- Directions for this task: Identify each line holding the string "EXPOSITION" and copy it.

*** Available data ***

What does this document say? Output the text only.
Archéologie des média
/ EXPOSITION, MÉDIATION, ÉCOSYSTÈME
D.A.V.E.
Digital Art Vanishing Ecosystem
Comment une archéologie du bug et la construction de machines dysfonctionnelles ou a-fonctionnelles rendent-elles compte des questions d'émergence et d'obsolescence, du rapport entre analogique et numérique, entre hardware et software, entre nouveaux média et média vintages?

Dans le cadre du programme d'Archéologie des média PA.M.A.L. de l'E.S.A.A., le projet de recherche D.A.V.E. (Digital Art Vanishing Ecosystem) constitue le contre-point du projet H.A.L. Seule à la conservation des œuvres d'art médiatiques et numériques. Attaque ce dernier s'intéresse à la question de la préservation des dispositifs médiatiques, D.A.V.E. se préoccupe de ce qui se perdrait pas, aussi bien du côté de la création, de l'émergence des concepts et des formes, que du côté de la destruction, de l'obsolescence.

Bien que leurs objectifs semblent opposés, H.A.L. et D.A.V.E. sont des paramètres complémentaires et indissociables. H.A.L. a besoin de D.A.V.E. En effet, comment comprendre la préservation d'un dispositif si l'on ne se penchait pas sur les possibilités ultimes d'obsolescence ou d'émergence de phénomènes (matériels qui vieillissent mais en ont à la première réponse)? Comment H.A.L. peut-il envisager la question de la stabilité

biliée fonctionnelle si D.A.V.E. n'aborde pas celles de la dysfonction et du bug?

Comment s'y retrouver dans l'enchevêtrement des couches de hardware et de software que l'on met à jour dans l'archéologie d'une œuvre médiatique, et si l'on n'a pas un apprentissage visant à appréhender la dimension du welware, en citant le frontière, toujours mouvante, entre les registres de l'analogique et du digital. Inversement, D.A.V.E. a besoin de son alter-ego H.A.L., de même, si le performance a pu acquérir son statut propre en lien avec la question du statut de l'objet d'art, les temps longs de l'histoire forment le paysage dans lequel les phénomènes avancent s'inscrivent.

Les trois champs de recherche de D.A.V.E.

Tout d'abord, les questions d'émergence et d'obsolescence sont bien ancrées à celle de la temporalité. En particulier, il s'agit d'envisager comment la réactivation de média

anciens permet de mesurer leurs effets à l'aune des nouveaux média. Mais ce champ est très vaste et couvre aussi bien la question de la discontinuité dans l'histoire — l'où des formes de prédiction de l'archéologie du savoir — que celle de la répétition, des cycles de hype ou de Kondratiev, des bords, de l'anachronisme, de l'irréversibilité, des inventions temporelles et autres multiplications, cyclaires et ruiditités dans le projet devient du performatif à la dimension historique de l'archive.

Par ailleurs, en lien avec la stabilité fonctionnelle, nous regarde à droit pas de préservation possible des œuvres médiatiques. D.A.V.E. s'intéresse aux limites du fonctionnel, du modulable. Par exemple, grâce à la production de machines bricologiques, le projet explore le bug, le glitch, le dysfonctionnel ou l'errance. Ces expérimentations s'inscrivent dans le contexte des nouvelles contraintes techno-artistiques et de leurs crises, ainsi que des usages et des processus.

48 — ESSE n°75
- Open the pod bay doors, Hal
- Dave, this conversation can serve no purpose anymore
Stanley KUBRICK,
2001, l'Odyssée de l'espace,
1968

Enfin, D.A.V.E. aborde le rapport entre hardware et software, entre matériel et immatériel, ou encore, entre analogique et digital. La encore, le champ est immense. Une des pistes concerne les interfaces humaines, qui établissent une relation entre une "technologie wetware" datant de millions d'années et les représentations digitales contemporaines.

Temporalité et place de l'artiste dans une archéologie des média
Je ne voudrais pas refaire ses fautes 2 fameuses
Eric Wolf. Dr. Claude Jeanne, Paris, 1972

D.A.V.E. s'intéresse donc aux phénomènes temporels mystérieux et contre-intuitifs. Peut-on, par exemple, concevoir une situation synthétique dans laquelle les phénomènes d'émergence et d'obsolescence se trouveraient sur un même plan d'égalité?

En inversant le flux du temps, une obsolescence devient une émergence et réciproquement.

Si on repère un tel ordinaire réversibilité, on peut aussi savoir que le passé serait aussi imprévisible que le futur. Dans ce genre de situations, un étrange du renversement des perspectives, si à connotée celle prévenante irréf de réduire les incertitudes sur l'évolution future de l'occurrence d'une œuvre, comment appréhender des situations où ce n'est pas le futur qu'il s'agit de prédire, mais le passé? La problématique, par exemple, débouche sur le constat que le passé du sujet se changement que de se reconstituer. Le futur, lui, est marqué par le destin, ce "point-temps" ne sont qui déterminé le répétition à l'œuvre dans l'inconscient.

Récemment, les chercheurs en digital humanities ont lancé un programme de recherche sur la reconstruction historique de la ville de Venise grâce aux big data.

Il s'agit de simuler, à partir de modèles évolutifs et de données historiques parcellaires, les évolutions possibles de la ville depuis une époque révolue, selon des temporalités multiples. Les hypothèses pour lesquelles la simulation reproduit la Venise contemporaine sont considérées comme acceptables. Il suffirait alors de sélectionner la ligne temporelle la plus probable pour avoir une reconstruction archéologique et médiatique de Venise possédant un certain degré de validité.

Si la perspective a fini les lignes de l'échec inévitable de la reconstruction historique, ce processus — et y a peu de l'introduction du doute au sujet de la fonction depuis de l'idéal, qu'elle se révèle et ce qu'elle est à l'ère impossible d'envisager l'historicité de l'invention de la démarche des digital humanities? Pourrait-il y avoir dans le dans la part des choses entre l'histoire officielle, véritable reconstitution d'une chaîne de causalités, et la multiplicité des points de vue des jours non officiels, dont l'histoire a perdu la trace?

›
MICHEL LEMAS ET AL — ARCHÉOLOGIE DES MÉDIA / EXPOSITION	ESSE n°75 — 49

***

- Full answer:
/ EXPOSITION, MÉDIATION, ÉCOSYSTÈME
MICHEL LEMAS ET AL — ARCHÉOLOGIE DES MÉDIA / EXPOSITION	ESSE n°75 — 49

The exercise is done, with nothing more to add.